Consigne:
Indiquez si chacune des affirmations suivantes concorde avec l'extrait sur Nadar, en répondant par oui ou par non et en citant à l'identique les mots décisifs de l'extrait. 1. Nadar se consacre pleinement au dessin à partir de 1848. 2. Les salons comiques de Nadar sont des comptes-rendus sérieux du Salon annuel des beaux-arts. 3. Gustave Doré avait déjà adopté l'histoire en images.

Extrait de page:

Homme de lettres, journaliste, pionnier de la photographie et du voyage en ballon, Gaspard Félix Tournachon, dit Nadar (1820-1910), fut également un prolifique caricaturiste. A partir de 1848, il se consacre pleinement au dessin et participe à tous les grands journaux de cette « petite presse » en pleine expansion. Sa production graphique rassemble un nombre impressionnant d’illustrations, de dessins humoristiques de mœurs et d’actualités, de salons comiques (comptes-rendus pour rire du Salon annuel des beaux-arts), sans compter les portraits de ses contemporains les plus célèbres qu’il croqua avec son crayon avant de les fixer sur plaque photographique.
Il n’est donc pas surprenant qu’il s’essaye à un genre qui commence à éclore dans les pages de la presse illustrée, l’histoire en images, déjà adoptée par ses confrères Cham ou le jeune Gustave Doré.

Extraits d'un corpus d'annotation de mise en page
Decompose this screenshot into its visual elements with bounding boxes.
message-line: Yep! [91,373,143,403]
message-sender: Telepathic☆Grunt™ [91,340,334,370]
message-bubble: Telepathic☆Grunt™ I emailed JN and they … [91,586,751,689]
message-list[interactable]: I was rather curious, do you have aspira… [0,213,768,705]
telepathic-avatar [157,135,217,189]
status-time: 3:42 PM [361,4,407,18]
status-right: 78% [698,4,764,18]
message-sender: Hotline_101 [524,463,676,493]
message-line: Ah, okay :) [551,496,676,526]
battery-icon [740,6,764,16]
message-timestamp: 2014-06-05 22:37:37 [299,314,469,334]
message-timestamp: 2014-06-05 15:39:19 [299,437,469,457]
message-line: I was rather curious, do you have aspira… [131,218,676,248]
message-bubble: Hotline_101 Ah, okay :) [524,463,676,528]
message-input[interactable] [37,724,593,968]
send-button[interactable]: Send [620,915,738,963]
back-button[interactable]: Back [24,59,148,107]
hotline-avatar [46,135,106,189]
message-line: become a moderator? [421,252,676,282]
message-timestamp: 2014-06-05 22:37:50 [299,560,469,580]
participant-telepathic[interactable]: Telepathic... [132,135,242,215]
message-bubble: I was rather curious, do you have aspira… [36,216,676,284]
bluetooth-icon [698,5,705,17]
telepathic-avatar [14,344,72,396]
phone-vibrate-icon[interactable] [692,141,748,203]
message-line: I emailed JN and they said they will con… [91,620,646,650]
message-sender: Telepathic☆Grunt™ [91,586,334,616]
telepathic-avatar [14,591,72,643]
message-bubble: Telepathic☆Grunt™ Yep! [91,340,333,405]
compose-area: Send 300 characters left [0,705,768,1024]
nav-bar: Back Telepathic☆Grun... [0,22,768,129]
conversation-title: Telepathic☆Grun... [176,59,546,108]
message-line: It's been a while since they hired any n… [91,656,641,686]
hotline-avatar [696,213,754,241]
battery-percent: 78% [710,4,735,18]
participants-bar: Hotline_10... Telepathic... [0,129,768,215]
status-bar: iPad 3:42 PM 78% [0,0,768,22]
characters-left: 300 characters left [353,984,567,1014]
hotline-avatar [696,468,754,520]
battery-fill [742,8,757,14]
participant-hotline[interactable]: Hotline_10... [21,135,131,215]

Réponse attendue:
1. Oui : « A partir de 1848, il se consacre pleinement au dessin ».
2. Non : « comptes-rendus pour rire du Salon annuel des beaux-arts ».
3. Oui : « déjà adoptée par ses confrères Cham ou le jeune Gustave Doré ».